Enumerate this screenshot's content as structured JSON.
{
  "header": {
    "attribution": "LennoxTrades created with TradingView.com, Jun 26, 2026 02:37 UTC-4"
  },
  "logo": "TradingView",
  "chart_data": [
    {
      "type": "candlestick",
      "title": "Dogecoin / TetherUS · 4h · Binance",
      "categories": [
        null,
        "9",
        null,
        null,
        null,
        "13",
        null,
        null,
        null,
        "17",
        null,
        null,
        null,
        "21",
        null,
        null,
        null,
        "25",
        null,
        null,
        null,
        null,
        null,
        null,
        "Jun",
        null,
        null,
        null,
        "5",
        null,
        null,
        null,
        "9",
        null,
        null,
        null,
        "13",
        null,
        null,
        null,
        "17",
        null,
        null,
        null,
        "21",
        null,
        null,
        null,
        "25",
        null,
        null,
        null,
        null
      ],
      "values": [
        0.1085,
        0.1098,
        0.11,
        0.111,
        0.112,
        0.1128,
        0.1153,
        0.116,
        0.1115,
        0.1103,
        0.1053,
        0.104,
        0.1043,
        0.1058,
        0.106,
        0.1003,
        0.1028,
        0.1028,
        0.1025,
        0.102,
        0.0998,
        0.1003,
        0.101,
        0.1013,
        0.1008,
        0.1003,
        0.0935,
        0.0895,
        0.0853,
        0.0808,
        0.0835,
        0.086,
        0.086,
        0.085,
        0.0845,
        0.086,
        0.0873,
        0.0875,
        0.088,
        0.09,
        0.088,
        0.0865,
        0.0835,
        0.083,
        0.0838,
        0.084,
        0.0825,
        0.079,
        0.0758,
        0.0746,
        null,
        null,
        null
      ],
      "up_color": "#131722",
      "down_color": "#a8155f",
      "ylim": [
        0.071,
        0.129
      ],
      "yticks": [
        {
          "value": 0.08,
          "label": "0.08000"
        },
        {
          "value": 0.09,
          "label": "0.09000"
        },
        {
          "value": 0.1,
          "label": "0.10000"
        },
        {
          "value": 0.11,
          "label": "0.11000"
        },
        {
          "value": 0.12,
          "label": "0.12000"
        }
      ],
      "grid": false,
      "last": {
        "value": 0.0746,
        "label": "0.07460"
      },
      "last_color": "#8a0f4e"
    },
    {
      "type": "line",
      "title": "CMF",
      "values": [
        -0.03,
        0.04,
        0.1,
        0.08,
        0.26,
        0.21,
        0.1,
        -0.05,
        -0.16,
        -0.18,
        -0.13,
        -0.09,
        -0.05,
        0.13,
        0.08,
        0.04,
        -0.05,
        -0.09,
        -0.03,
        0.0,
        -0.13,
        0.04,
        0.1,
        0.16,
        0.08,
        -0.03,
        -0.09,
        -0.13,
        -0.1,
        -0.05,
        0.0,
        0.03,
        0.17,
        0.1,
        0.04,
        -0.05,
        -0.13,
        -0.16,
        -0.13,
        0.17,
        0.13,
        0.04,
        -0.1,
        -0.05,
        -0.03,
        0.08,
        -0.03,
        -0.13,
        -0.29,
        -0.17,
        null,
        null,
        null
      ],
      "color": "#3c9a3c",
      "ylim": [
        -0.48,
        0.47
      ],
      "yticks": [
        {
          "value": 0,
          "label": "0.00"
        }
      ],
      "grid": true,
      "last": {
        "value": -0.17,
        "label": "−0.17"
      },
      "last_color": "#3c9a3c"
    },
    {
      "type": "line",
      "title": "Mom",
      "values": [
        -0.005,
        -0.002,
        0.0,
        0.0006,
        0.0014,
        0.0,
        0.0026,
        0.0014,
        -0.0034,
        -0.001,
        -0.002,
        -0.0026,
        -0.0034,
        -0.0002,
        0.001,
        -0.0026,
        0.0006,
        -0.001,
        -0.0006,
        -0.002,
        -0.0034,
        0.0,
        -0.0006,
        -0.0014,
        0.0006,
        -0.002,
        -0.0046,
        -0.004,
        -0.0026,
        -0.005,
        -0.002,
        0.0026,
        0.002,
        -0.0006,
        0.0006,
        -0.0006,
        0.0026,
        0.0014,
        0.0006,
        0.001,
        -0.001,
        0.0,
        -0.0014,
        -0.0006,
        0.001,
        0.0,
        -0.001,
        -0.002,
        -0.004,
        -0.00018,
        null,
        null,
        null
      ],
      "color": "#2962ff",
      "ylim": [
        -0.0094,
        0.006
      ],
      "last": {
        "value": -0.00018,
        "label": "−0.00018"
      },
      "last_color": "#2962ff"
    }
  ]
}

----------------------------------------

[Requirement] Reproduce the entire listing word for word.

[Exercise response]
Enumerate this screenshot's content as structured JSON.
{
  "header": {
    "attribution": "LennoxTrades created with TradingView.com, Jun 26, 2026 02:37 UTC-4"
  },
  "logo": "TradingView",
  "chart_data": [
    {
      "type": "candlestick",
      "title": "Dogecoin / TetherUS · 4h · Binance",
      "categories": [
        null,
        "9",
        null,
        null,
        null,
        "13",
        null,
        null,
        null,
        "17",
        null,
        null,
        null,
        "21",
        null,
        null,
        null,
        "25",
        null,
        null,
        null,
        null,
        null,
        null,
        "Jun",
        null,
        null,
        null,
        "5",
        null,
        null,
        null,
        "9",
        null,
        null,
        null,
        "13",
        null,
        null,
        null,
        "17",
        null,
        null,
        null,
        "21",
        null,
        null,
        null,
        "25",
        null,
        null,
        null,
        null
      ],
      "values": [
        0.1085,
        0.1098,
        0.11,
        0.111,
        0.112,
        0.1128,
        0.1153,
        0.116,
        0.1115,
        0.1103,
        0.1053,
        0.104,
        0.1043,
        0.1058,
        0.106,
        0.1003,
        0.1028,
        0.1028,
        0.1025,
        0.102,
        0.0998,
        0.1003,
        0.101,
        0.1013,
        0.1008,
        0.1003,
        0.0935,
        0.0895,
        0.0853,
        0.0808,
        0.0835,
        0.086,
        0.086,
        0.085,
        0.0845,
        0.086,
        0.0873,
        0.0875,
        0.088,
        0.09,
        0.088,
        0.0865,
        0.0835,
        0.083,
        0.0838,
        0.084,
        0.0825,
        0.079,
        0.0758,
        0.0746,
        null,
        null,
        null
      ],
      "up_color": "#131722",
      "down_color": "#a8155f",
      "ylim": [
        0.071,
        0.129
      ],
      "yticks": [
        {
          "value": 0.08,
          "label": "0.08000"
        },
        {
          "value": 0.09,
          "label": "0.09000"
        },
        {
          "value": 0.1,
          "label": "0.10000"
        },
        {
          "value": 0.11,
          "label": "0.11000"
        },
        {
          "value": 0.12,
          "label": "0.12000"
        }
      ],
      "grid": false,
      "last": {
        "value": 0.0746,
        "label": "0.07460"
      },
      "last_color": "#8a0f4e"
    },
    {
      "type": "line",
      "title": "CMF",
      "values": [
        -0.03,
        0.04,
        0.1,
        0.08,
        0.26,
        0.21,
        0.1,
        -0.05,
        -0.16,
        -0.18,
        -0.13,
        -0.09,
        -0.05,
        0.13,
        0.08,
        0.04,
        -0.05,
        -0.09,
        -0.03,
        0.0,
        -0.13,
        0.04,
        0.1,
        0.16,
        0.08,
        -0.03,
        -0.09,
        -0.13,
        -0.1,
        -0.05,
        0.0,
        0.03,
        0.17,
        0.1,
        0.04,
        -0.05,
        -0.13,
        -0.16,
        -0.13,
        0.17,
        0.13,
        0.04,
        -0.1,
        -0.05,
        -0.03,
        0.08,
        -0.03,
        -0.13,
        -0.29,
        -0.17,
        null,
        null,
        null
      ],
      "color": "#3c9a3c",
      "ylim": [
        -0.48,
        0.47
      ],
      "yticks": [
        {
          "value": 0,
          "label": "0.00"
        }
      ],
      "grid": true,
      "last": {
        "value": -0.17,
        "label": "−0.17"
      },
      "last_color": "#3c9a3c"
    },
    {
      "type": "line",
      "title": "Mom",
      "values": [
        -0.005,
        -0.002,
        0.0,
        0.0006,
        0.0014,
        0.0,
        0.0026,
        0.0014,
        -0.0034,
        -0.001,
        -0.002,
        -0.0026,
        -0.0034,
        -0.0002,
        0.001,
        -0.0026,
        0.0006,
        -0.001,
        -0.0006,
        -0.002,
        -0.0034,
        0.0,
        -0.0006,
        -0.0014,
        0.0006,
        -0.002,
        -0.0046,
        -0.004,
        -0.0026,
        -0.005,
        -0.002,
        0.0026,
        0.002,
        -0.0006,
        0.0006,
        -0.0006,
        0.0026,
        0.0014,
        0.0006,
        0.001,
        -0.001,
        0.0,
        -0.0014,
        -0.0006,
        0.001,
        0.0,
        -0.001,
        -0.002,
        -0.004,
        -0.00018,
        null,
        null,
        null
      ],
      "color": "#2962ff",
      "ylim": [
        -0.0094,
        0.006
      ],
      "last": {
        "value": -0.00018,
        "label": "−0.00018"
      },
      "last_color": "#2962ff"
    }
  ]
}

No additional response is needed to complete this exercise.